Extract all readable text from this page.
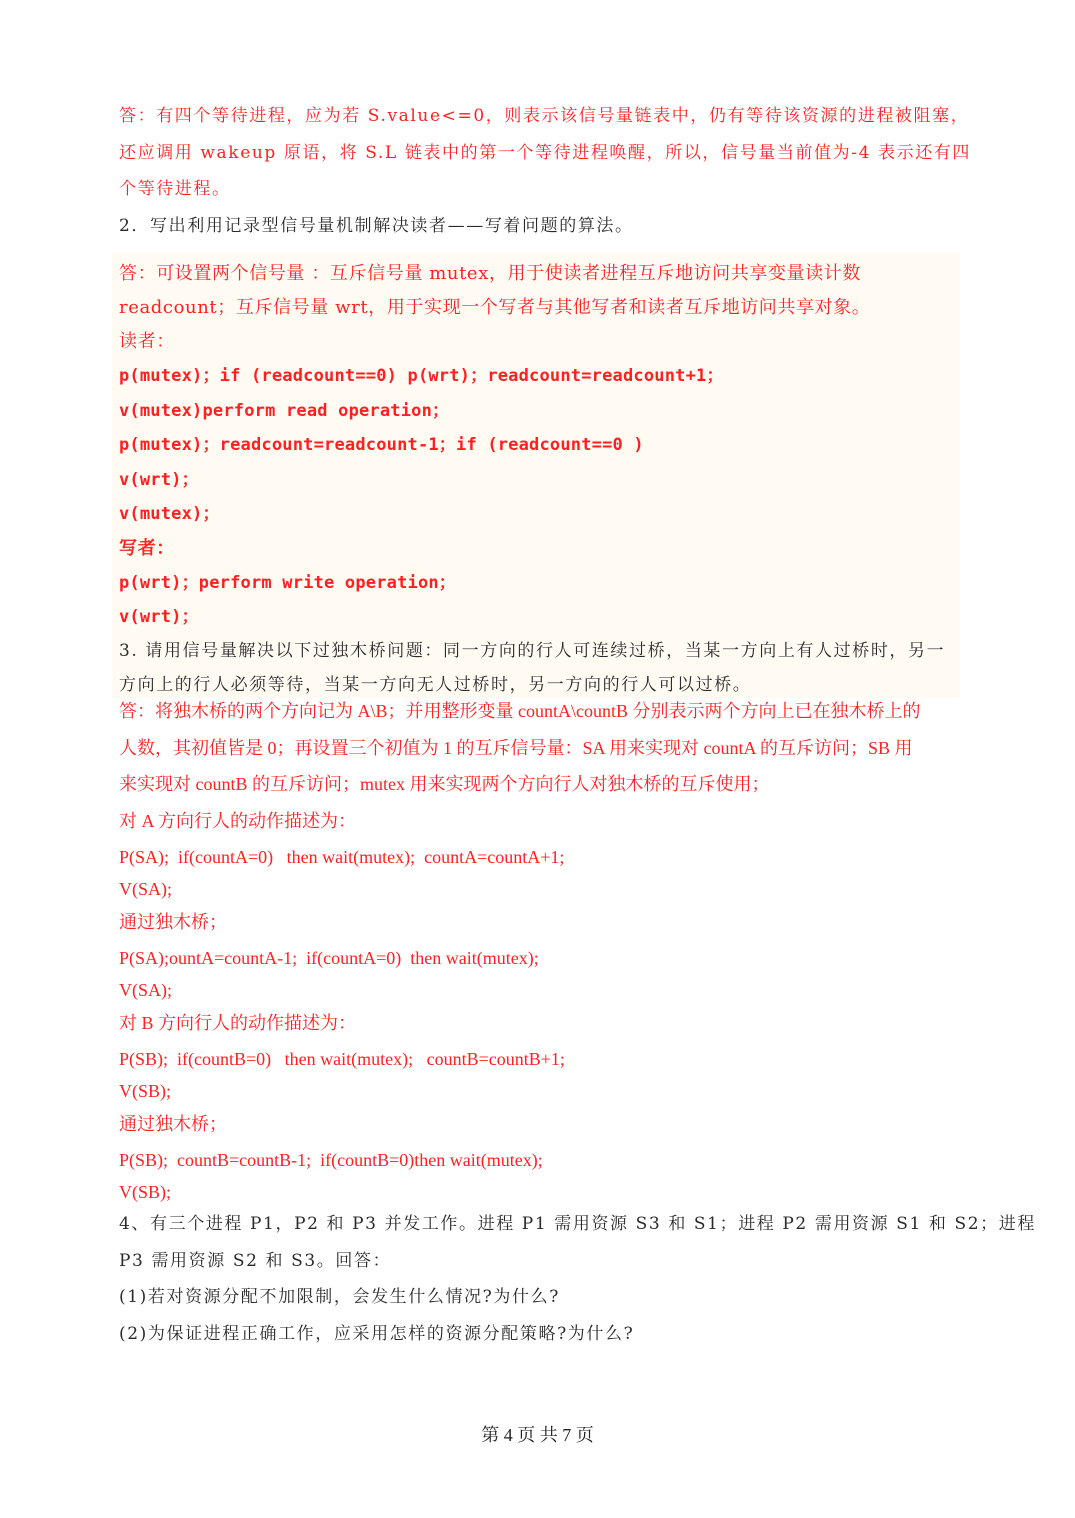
答：有四个等待进程，应为若 S.value<=0，则表示该信号量链表中，仍有等待该资源的进程被阻塞，
还应调用 wakeup 原语，将 S.L 链表中的第一个等待进程唤醒，所以，信号量当前值为-4 表示还有四
个等待进程。
2．写出利用记录型信号量机制解决读者——写着问题的算法。
答：可设置两个信号量 ：互斥信号量 mutex，用于使读者进程互斥地访问共享变量读计数
readcount；互斥信号量 wrt，用于实现一个写者与其他写者和读者互斥地访问共享对象。
读者：
p(mutex)；if (readcount==0) p(wrt)；readcount=readcount+1；
v(mutex)perform read operation；
p(mutex)；readcount=readcount-1；if (readcount==0 )
v(wrt)；
v(mutex)；
写者：
p(wrt)；perform write operation；
v(wrt)；
3. 请用信号量解决以下过独木桥问题：同一方向的行人可连续过桥，当某一方向上有人过桥时，另一
方向上的行人必须等待，当某一方向无人过桥时，另一方向的行人可以过桥。
答：将独木桥的两个方向记为 A\B；并用整形变量 countA\countB 分别表示两个方向上已在独木桥上的
人数，其初值皆是 0；再设置三个初值为 1 的互斥信号量：SA 用来实现对 countA 的互斥访问；SB 用
来实现对 countB 的互斥访问；mutex 用来实现两个方向行人对独木桥的互斥使用；
对 A 方向行人的动作描述为：
P(SA);  if(countA=0)   then wait(mutex);  countA=countA+1;
V(SA);
通过独木桥；
P(SA);ountA=countA-1;  if(countA=0)  then wait(mutex);
V(SA);
对 B 方向行人的动作描述为：
P(SB);  if(countB=0)   then wait(mutex);   countB=countB+1;
V(SB);
通过独木桥；
P(SB);  countB=countB-1;  if(countB=0)then wait(mutex);
V(SB);
4、有三个进程 P1，P2 和 P3 并发工作。进程 P1 需用资源 S3 和 S1；进程 P2 需用资源 S1 和 S2；进程
P3 需用资源 S2 和 S3。回答：
(1)若对资源分配不加限制，会发生什么情况?为什么?
(2)为保证进程正确工作，应采用怎样的资源分配策略?为什么?
第 4 页 共 7 页
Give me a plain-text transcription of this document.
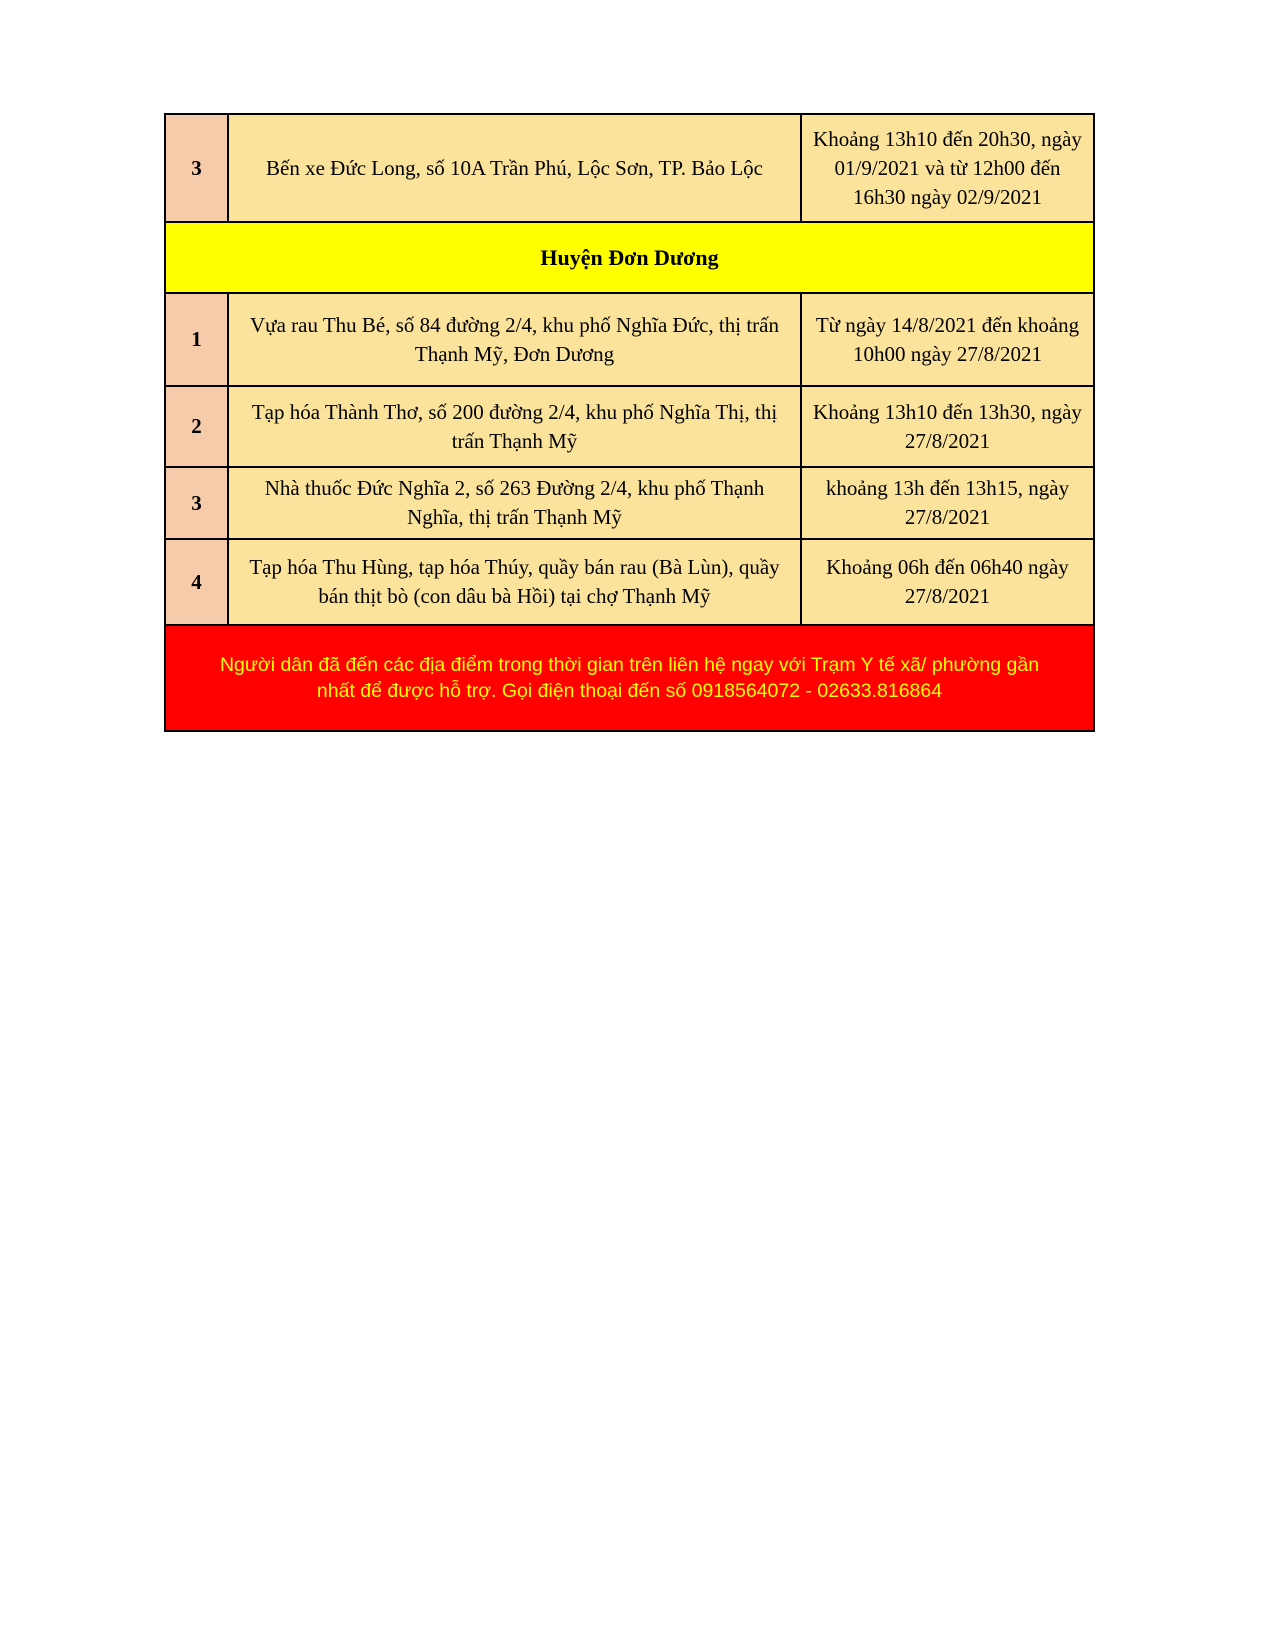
3	Bến xe Đức Long, số 10A Trần Phú, Lộc Sơn, TP. Bảo Lộc	Khoảng 13h10 đến 20h30, ngày 01/9/2021 và từ 12h00 đến 16h30 ngày 02/9/2021
Huyện Đơn Dương		
1	Vựa rau Thu Bé, số 84 đường 2/4, khu phố Nghĩa Đức, thị trấn Thạnh Mỹ, Đơn Dương	Từ ngày 14/8/2021 đến khoảng 10h00 ngày 27/8/2021
2	Tạp hóa Thành Thơ, số 200 đường 2/4, khu phố Nghĩa Thị, thị trấn Thạnh Mỹ	Khoảng 13h10 đến 13h30, ngày 27/8/2021
3	Nhà thuốc Đức Nghĩa 2, số 263 Đường 2/4, khu phố Thạnh Nghĩa, thị trấn Thạnh Mỹ	khoảng 13h đến 13h15, ngày 27/8/2021
4	Tạp hóa Thu Hùng, tạp hóa Thúy, quầy bán rau (Bà Lùn), quầy bán thịt bò (con dâu bà Hồi) tại chợ Thạnh Mỹ	Khoảng 06h đến 06h40 ngày 27/8/2021
Người dân đã đến các địa điểm trong thời gian trên liên hệ ngay với Trạm Y tế xã/ phường gần nhất để được hỗ trợ. Gọi điện thoại đến số 0918564072 - 02633.816864		
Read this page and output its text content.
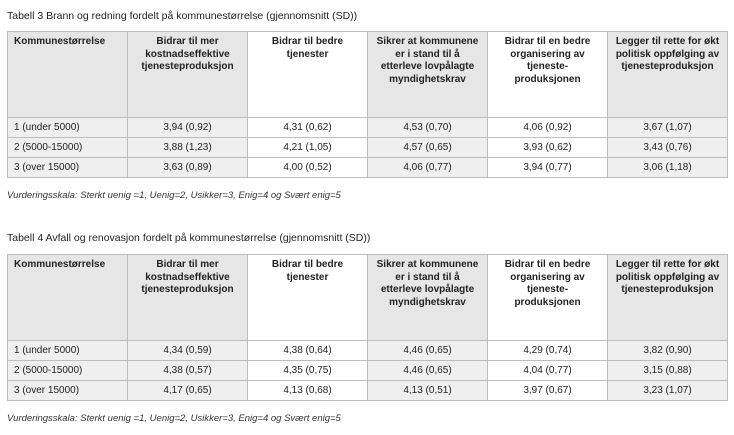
Tabell 3 Brann og redning fordelt på kommunestørrelse (gjennomsnitt (SD))
Kommunestørrelse	Bidrar til mer kostnadseffektive tjenesteproduksjon	Bidrar til bedre tjenester	Sikrer at kommunene er i stand til å etterleve lovpålagte myndighetskrav	Bidrar til en bedre organisering av tjeneste-produksjonen	Legger til rette for økt politisk oppfølging av tjenesteproduksjon
1 (under 5000)	3,94 (0,92)	4,31 (0,62)	4,53 (0,70)	4,06 (0,92)	3,67 (1,07)
2 (5000-15000)	3,88 (1,23)	4,21 (1,05)	4,57 (0,65)	3,93 (0,62)	3,43 (0,76)
3 (over 15000)	3,63 (0,89)	4,00 (0,52)	4,06 (0,77)	3,94 (0,77)	3,06 (1,18)
Vurderingsskala: Sterkt uenig =1, Uenig=2, Usikker=3, Enig=4 og Svært enig=5
Tabell 4 Avfall og renovasjon fordelt på kommunestørrelse (gjennomsnitt (SD))
Kommunestørrelse	Bidrar til mer kostnadseffektive tjenesteproduksjon	Bidrar til bedre tjenester	Sikrer at kommunene er i stand til å etterleve lovpålagte myndighetskrav	Bidrar til en bedre organisering av tjeneste-produksjonen	Legger til rette for økt politisk oppfølging av tjenesteproduksjon
1 (under 5000)	4,34 (0,59)	4,38 (0,64)	4,46 (0,65)	4,29 (0,74)	3,82 (0,90)
2 (5000-15000)	4,38 (0,57)	4,35 (0,75)	4,46 (0,65)	4,04 (0,77)	3,15 (0,88)
3 (over 15000)	4,17 (0,65)	4,13 (0,68)	4,13 (0,51)	3,97 (0,67)	3,23 (1,07)
Vurderingsskala: Sterkt uenig =1, Uenig=2, Usikker=3, Enig=4 og Svært enig=5
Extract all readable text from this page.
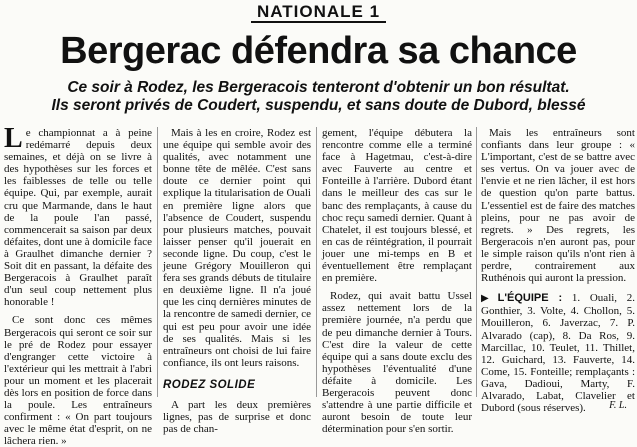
NATIONALE 1
Bergerac défendra sa chance
Ce soir à Rodez, les Bergeracois tenteront d'obtenir un bon résultat.
Ils seront privés de Coudert, suspendu, et sans doute de Dubord, blessé

Le championnat a à peine redémarré depuis deux semaines, et déjà on se livre à des hypothèses sur les forces et les faiblesses de telle ou telle équipe. Qui, par exemple, aurait cru que Marmande, dans le haut de la poule l'an passé, commencerait sa saison par deux défaites, dont une à domicile face à Graulhet dimanche dernier ? Soit dit en passant, la défaite des Bergeracois à Graulhet paraît d'un seul coup nettement plus honorable !

Ce sont donc ces mêmes Bergeracois qui seront ce soir sur le pré de Rodez pour essayer d'engranger cette victoire à l'extérieur qui les mettrait à l'abri pour un moment et les placerait dès lors en position de force dans la poule. Les entraîneurs confirment : « On part toujours avec le même état d'esprit, on ne lâchera rien. »

Mais à les en croire, Rodez est une équipe qui semble avoir des qualités, avec notamment une bonne tête de mêlée. C'est sans doute ce dernier point qui explique la titularisation de Ouali en première ligne alors que l'absence de Coudert, suspendu pour plusieurs matches, pouvait laisser penser qu'il jouerait en seconde ligne. Du coup, c'est le jeune Grégory Mouilleron qui fera ses grands débuts de titulaire en deuxième ligne. Il n'a joué que les cinq dernières minutes de la rencontre de samedi dernier, ce qui est peu pour avoir une idée de ses qualités. Mais si les entraîneurs ont choisi de lui faire confiance, ils ont leurs raisons.

RODEZ SOLIDE

A part les deux premières lignes, pas de surprise et donc pas de chan-

gement, l'équipe débutera la rencontre comme elle a terminé face à Hagetmau, c'est-à-dire avec Fauverte au centre et Fonteille à l'arrière. Dubord étant dans le meilleur des cas sur le banc des remplaçants, à cause du choc reçu samedi dernier. Quant à Chatelet, il est toujours blessé, et en cas de réintégration, il pourrait jouer une mi-temps en B et éventuellement être remplaçant en première.

Rodez, qui avait battu Ussel assez nettement lors de la première journée, n'a perdu que de peu dimanche dernier à Tours. C'est dire la valeur de cette équipe qui a sans doute exclu des hypothèses l'éventualité d'une défaite à domicile. Les Bergeracois peuvent donc s'attendre à une partie difficile et auront besoin de toute leur détermination pour s'en sortir.

Mais les entraîneurs sont confiants dans leur groupe : « L'important, c'est de se battre avec ses vertus. On va jouer avec de l'envie et ne rien lâcher, il est hors de question qu'on parte battus. L'essentiel est de faire des matches pleins, pour ne pas avoir de regrets. » Des regrets, les Bergeracois n'en auront pas, pour le simple raison qu'ils n'ont rien à perdre, contrairement aux Ruthénois qui auront la pression.

▶ L'ÉQUIPE : 1. Ouali, 2. Gonthier, 3. Volte, 4. Chollon, 5. Mouilleron, 6. Javerzac, 7. P. Alvarado (cap), 8. Da Ros, 9. Marcillac, 10. Teulet, 11. Thillet, 12. Guichard, 13. Fauverte, 14. Come, 15. Fonteille; remplaçants : Gava, Dadioui, Marty, F. Alvarado, Labat, Clavelier et Dubord (sous réserves).	F. L.
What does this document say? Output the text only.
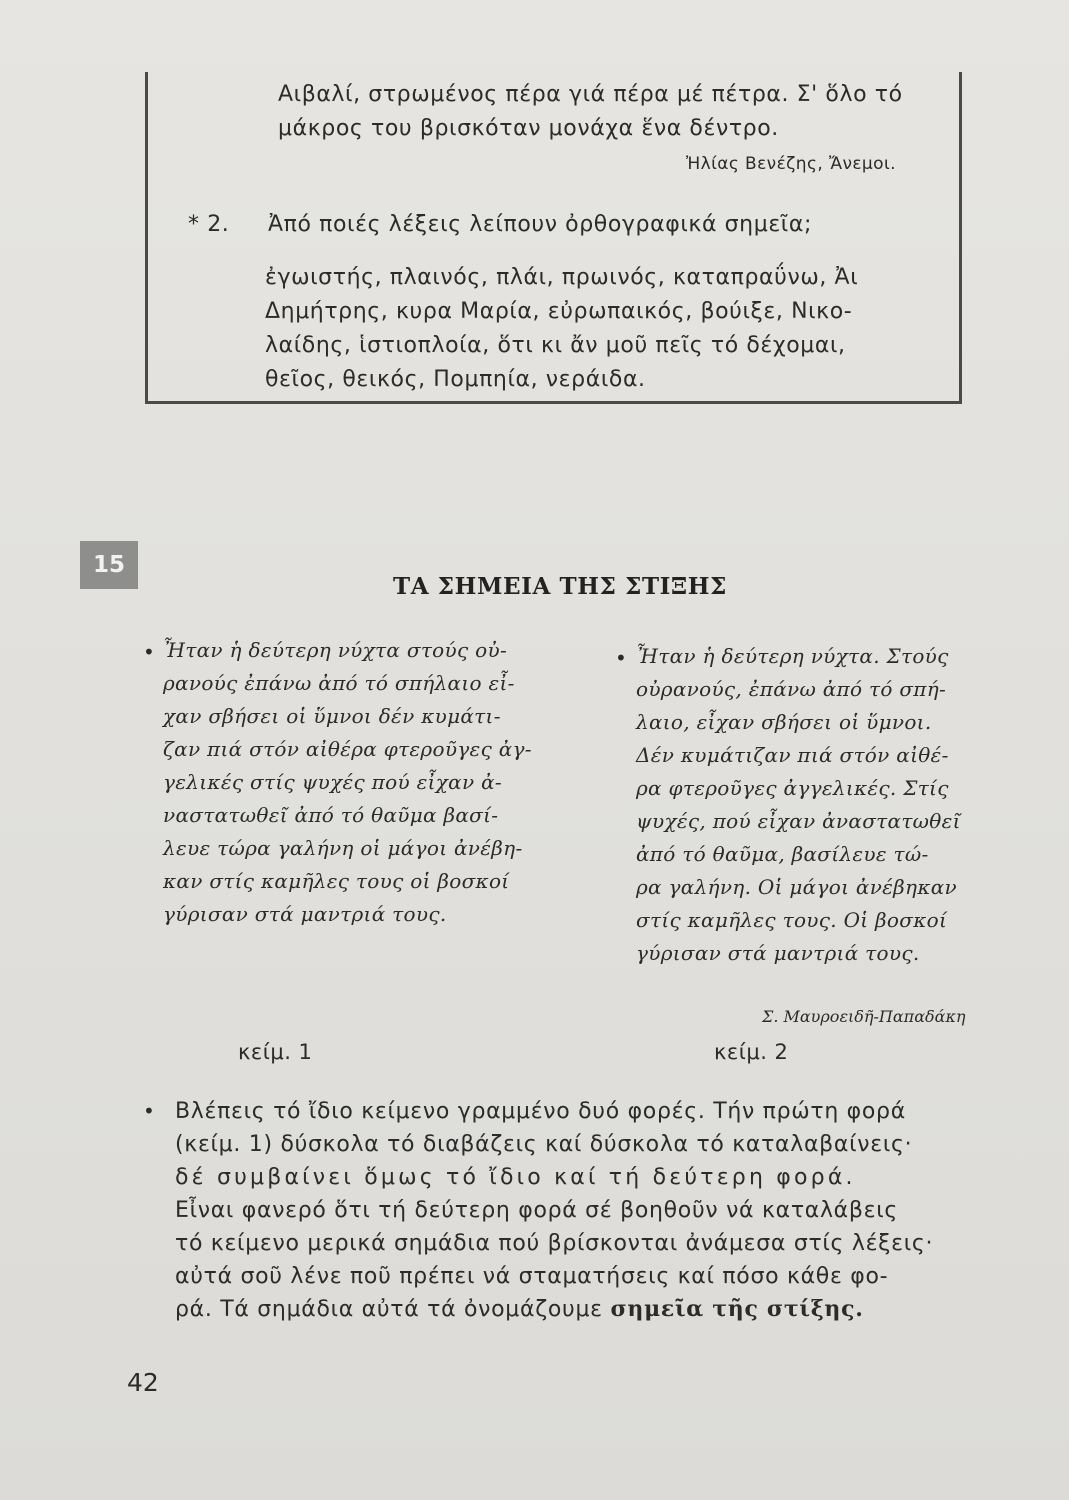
Αιβαλί, στρωμένος πέρα γιά πέρα μέ πέτρα. Σ' ὅλο τό
μάκρος του βρισκόταν μονάχα ἕνα δέντρο.
Ἠλίας Βενέζης, Ἄνεμοι.
* 2. Ἀπό ποιές λέξεις λείπουν ὀρθογραφικά σημεῖα;
ἐγωιστής, πλαινός, πλάι, πρωινός, καταπραΰνω, Ἀι
Δημήτρης, κυρα Μαρία, εὐρωπαικός, βούιξε, Νικο-
λαίδης, ἱστιοπλοία, ὅτι κι ἄν μοῦ πεῖς τό δέχομαι,
θεῖος, θεικός, Πομπηία, νεράιδα.
15
ΤΑ ΣΗΜΕΙΑ ΤΗΣ ΣΤΙΞΗΣ
• Ἦταν ἡ δεύτερη νύχτα στούς οὐ-
ρανούς ἐπάνω ἀπό τό σπήλαιο εἶ-
χαν σβήσει οἱ ὕμνοι δέν κυμάτι-
ζαν πιά στόν αἰθέρα φτεροῦγες ἀγ-
γελικές στίς ψυχές πού εἶχαν ἀ-
ναστατωθεῖ ἀπό τό θαῦμα βασί-
λευε τώρα γαλήνη οἱ μάγοι ἀνέβη-
καν στίς καμῆλες τους οἱ βοσκοί
γύρισαν στά μαντριά τους.
• Ἦταν ἡ δεύτερη νύχτα. Στούς
οὐρανούς, ἐπάνω ἀπό τό σπή-
λαιο, εἶχαν σβήσει οἱ ὕμνοι.
Δέν κυμάτιζαν πιά στόν αἰθέ-
ρα φτεροῦγες ἀγγελικές. Στίς
ψυχές, πού εἶχαν ἀναστατωθεῖ
ἀπό τό θαῦμα, βασίλευε τώ-
ρα γαλήνη. Οἱ μάγοι ἀνέβηκαν
στίς καμῆλες τους. Οἱ βοσκοί
γύρισαν στά μαντριά τους.
Σ. Μαυροειδῆ-Παπαδάκη
κείμ. 1	κείμ. 2
• Βλέπεις τό ἴδιο κείμενο γραμμένο δυό φορές. Τήν πρώτη φορά
(κείμ. 1) δύσκολα τό διαβάζεις καί δύσκολα τό καταλαβαίνεις·
δέ συμβαίνει ὅμως τό ἴδιο καί τή δεύτερη φορά.
Εἶναι φανερό ὅτι τή δεύτερη φορά σέ βοηθοῦν νά καταλάβεις
τό κείμενο μερικά σημάδια πού βρίσκονται ἀνάμεσα στίς λέξεις·
αὐτά σοῦ λένε ποῦ πρέπει νά σταματήσεις καί πόσο κάθε φο-
ρά. Τά σημάδια αὐτά τά ὀνομάζουμε σημεῖα τῆς στίξης.
42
□ □ □ □
**What the task asks:** Your task is to collect every line above that contains the word "poule".

**Exercise answer:**
Le championnat a à peine redémarré depuis deux semaines, et déjà on se livre à des hypothèses sur les forces et les faiblesses de telle ou telle équipe. Qui, par exemple, aurait cru que Marmande, dans le haut de la poule l'an passé, commencerait sa saison par deux défaites, dont une à domicile face à Graulhet dimanche dernier ? Soit dit en passant, la défaite des Bergeracois à Graulhet paraît d'un seul coup nettement plus honorable !
Ce sont donc ces mêmes Bergeracois qui seront ce soir sur le pré de Rodez pour essayer d'engranger cette victoire à l'extérieur qui les mettrait à l'abri pour un moment et les placerait dès lors en position de force dans la poule. Les entraîneurs confirment : « On part toujours avec le même état d'esprit, on ne lâchera rien. »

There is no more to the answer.